Recorded data
════════════════

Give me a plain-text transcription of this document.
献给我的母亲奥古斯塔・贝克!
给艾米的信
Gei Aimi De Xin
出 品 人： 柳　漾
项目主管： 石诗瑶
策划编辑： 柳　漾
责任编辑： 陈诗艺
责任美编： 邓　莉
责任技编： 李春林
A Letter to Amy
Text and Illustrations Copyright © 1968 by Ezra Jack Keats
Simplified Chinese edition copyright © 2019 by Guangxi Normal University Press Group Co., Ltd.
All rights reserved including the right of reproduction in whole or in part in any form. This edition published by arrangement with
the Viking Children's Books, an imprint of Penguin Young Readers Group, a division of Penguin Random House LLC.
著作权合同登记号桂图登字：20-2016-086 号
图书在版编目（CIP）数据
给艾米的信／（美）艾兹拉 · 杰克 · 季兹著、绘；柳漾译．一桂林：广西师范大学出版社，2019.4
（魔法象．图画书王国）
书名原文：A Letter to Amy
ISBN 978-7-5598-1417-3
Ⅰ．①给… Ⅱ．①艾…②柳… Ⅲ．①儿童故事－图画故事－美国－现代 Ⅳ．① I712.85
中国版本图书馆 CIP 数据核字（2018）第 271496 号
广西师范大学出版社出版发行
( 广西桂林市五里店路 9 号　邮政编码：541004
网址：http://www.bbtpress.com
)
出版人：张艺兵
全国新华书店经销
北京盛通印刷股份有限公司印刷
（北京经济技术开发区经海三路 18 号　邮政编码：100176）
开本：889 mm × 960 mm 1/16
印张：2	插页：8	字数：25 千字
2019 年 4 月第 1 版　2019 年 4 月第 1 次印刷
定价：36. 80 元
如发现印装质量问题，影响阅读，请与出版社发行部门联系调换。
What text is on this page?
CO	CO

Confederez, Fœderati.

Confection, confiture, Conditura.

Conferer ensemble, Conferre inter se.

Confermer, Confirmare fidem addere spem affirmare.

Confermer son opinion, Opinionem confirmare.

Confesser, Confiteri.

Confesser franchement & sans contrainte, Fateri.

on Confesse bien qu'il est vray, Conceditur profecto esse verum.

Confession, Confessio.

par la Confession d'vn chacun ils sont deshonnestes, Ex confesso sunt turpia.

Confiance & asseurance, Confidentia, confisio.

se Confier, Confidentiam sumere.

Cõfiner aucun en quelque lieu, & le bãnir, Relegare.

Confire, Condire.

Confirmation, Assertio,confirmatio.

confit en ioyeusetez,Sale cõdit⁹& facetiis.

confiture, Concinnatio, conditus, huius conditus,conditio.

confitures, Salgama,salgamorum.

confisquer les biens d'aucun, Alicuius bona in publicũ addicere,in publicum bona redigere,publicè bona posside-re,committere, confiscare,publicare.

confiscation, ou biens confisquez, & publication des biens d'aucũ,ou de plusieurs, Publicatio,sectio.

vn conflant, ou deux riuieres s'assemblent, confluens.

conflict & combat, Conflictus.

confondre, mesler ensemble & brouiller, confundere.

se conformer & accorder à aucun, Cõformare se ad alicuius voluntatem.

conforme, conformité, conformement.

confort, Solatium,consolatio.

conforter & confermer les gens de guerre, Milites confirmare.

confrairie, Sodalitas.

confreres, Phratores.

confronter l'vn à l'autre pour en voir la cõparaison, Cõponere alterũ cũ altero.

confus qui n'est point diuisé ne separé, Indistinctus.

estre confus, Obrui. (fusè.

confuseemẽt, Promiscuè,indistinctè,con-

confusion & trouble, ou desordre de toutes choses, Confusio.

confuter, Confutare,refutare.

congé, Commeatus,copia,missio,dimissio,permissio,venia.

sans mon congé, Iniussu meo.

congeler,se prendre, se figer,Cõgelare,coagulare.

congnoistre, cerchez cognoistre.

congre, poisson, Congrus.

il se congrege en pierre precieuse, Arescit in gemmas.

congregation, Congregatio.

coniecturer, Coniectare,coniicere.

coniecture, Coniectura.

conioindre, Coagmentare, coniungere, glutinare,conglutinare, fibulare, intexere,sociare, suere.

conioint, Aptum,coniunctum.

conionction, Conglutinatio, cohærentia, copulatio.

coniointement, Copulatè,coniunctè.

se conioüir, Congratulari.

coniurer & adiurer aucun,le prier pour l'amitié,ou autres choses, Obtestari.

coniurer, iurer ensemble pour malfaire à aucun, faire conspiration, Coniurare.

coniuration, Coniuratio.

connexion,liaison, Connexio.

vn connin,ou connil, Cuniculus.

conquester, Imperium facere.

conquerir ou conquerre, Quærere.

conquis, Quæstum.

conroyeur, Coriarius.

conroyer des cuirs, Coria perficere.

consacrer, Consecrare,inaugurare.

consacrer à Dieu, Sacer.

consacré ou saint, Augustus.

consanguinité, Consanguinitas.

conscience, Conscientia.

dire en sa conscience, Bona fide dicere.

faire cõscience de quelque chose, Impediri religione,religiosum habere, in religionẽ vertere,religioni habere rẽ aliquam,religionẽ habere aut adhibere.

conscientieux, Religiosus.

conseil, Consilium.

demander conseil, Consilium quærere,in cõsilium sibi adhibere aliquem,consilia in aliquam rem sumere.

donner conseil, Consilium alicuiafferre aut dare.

════════════════

### Exercise brief
Every record above needs to be repeated word for word.

### Reply
Give me a plain-text transcription of this document.
献给我的母亲奥古斯塔・贝克!
给艾米的信
Gei Aimi De Xin
出 品 人： 柳　漾
项目主管： 石诗瑶
策划编辑： 柳　漾
责任编辑： 陈诗艺
责任美编： 邓　莉
责任技编： 李春林
A Letter to Amy
Text and Illustrations Copyright © 1968 by Ezra Jack Keats
Simplified Chinese edition copyright © 2019 by Guangxi Normal University Press Group Co., Ltd.
All rights reserved including the right of reproduction in whole or in part in any form. This edition published by arrangement with
the Viking Children's Books, an imprint of Penguin Young Readers Group, a division of Penguin Random House LLC.
著作权合同登记号桂图登字：20-2016-086 号
图书在版编目（CIP）数据
给艾米的信／（美）艾兹拉 · 杰克 · 季兹著、绘；柳漾译．一桂林：广西师范大学出版社，2019.4
（魔法象．图画书王国）
书名原文：A Letter to Amy
ISBN 978-7-5598-1417-3
Ⅰ．①给… Ⅱ．①艾…②柳… Ⅲ．①儿童故事－图画故事－美国－现代 Ⅳ．① I712.85
中国版本图书馆 CIP 数据核字（2018）第 271496 号
广西师范大学出版社出版发行
( 广西桂林市五里店路 9 号　邮政编码：541004
网址：http://www.bbtpress.com
)
出版人：张艺兵
全国新华书店经销
北京盛通印刷股份有限公司印刷
（北京经济技术开发区经海三路 18 号　邮政编码：100176）
开本：889 mm × 960 mm 1/16
印张：2	插页：8	字数：25 千字
2019 年 4 月第 1 版　2019 年 4 月第 1 次印刷
定价：36. 80 元
如发现印装质量问题，影响阅读，请与出版社发行部门联系调换。
What text is on this page?
CO	CO

Confederez, Fœderati.

Confection, confiture, Conditura.

Conferer ensemble, Conferre inter se.

Confermer, Confirmare fidem addere spem affirmare.

Confermer son opinion, Opinionem confirmare.

Confesser, Confiteri.

Confesser franchement & sans contrainte, Fateri.

on Confesse bien qu'il est vray, Conceditur profecto esse verum.

Confession, Confessio.

par la Confession d'vn chacun ils sont deshonnestes, Ex confesso sunt turpia.

Confiance & asseurance, Confidentia, confisio.

se Confier, Confidentiam sumere.

Cõfiner aucun en quelque lieu, & le bãnir, Relegare.

Confire, Condire.

Confirmation, Assertio,confirmatio.

confit en ioyeusetez,Sale cõdit⁹& facetiis.

confiture, Concinnatio, conditus, huius conditus,conditio.

confitures, Salgama,salgamorum.

confisquer les biens d'aucun, Alicuius bona in publicũ addicere,in publicum bona redigere,publicè bona posside-re,committere, confiscare,publicare.

confiscation, ou biens confisquez, & publication des biens d'aucũ,ou de plusieurs, Publicatio,sectio.

vn conflant, ou deux riuieres s'assemblent, confluens.

conflict & combat, Conflictus.

confondre, mesler ensemble & brouiller, confundere.

se conformer & accorder à aucun, Cõformare se ad alicuius voluntatem.

conforme, conformité, conformement.

confort, Solatium,consolatio.

conforter & confermer les gens de guerre, Milites confirmare.

confrairie, Sodalitas.

confreres, Phratores.

confronter l'vn à l'autre pour en voir la cõparaison, Cõponere alterũ cũ altero.

confus qui n'est point diuisé ne separé, Indistinctus.

estre confus, Obrui. (fusè.

confuseemẽt, Promiscuè,indistinctè,con-

confusion & trouble, ou desordre de toutes choses, Confusio.

confuter, Confutare,refutare.

congé, Commeatus,copia,missio,dimissio,permissio,venia.

sans mon congé, Iniussu meo.

congeler,se prendre, se figer,Cõgelare,coagulare.

congnoistre, cerchez cognoistre.

congre, poisson, Congrus.

il se congrege en pierre precieuse, Arescit in gemmas.

congregation, Congregatio.

coniecturer, Coniectare,coniicere.

coniecture, Coniectura.

conioindre, Coagmentare, coniungere, glutinare,conglutinare, fibulare, intexere,sociare, suere.

conioint, Aptum,coniunctum.

conionction, Conglutinatio, cohærentia, copulatio.

coniointement, Copulatè,coniunctè.

se conioüir, Congratulari.

coniurer & adiurer aucun,le prier pour l'amitié,ou autres choses, Obtestari.

coniurer, iurer ensemble pour malfaire à aucun, faire conspiration, Coniurare.

coniuration, Coniuratio.

connexion,liaison, Connexio.

vn connin,ou connil, Cuniculus.

conquester, Imperium facere.

conquerir ou conquerre, Quærere.

conquis, Quæstum.

conroyeur, Coriarius.

conroyer des cuirs, Coria perficere.

consacrer, Consecrare,inaugurare.

consacrer à Dieu, Sacer.

consacré ou saint, Augustus.

consanguinité, Consanguinitas.

conscience, Conscientia.

dire en sa conscience, Bona fide dicere.

faire cõscience de quelque chose, Impediri religione,religiosum habere, in religionẽ vertere,religioni habere rẽ aliquam,religionẽ habere aut adhibere.

conscientieux, Religiosus.

conseil, Consilium.

demander conseil, Consilium quærere,in cõsilium sibi adhibere aliquem,consilia in aliquam rem sumere.

donner conseil, Consilium alicuiafferre aut dare.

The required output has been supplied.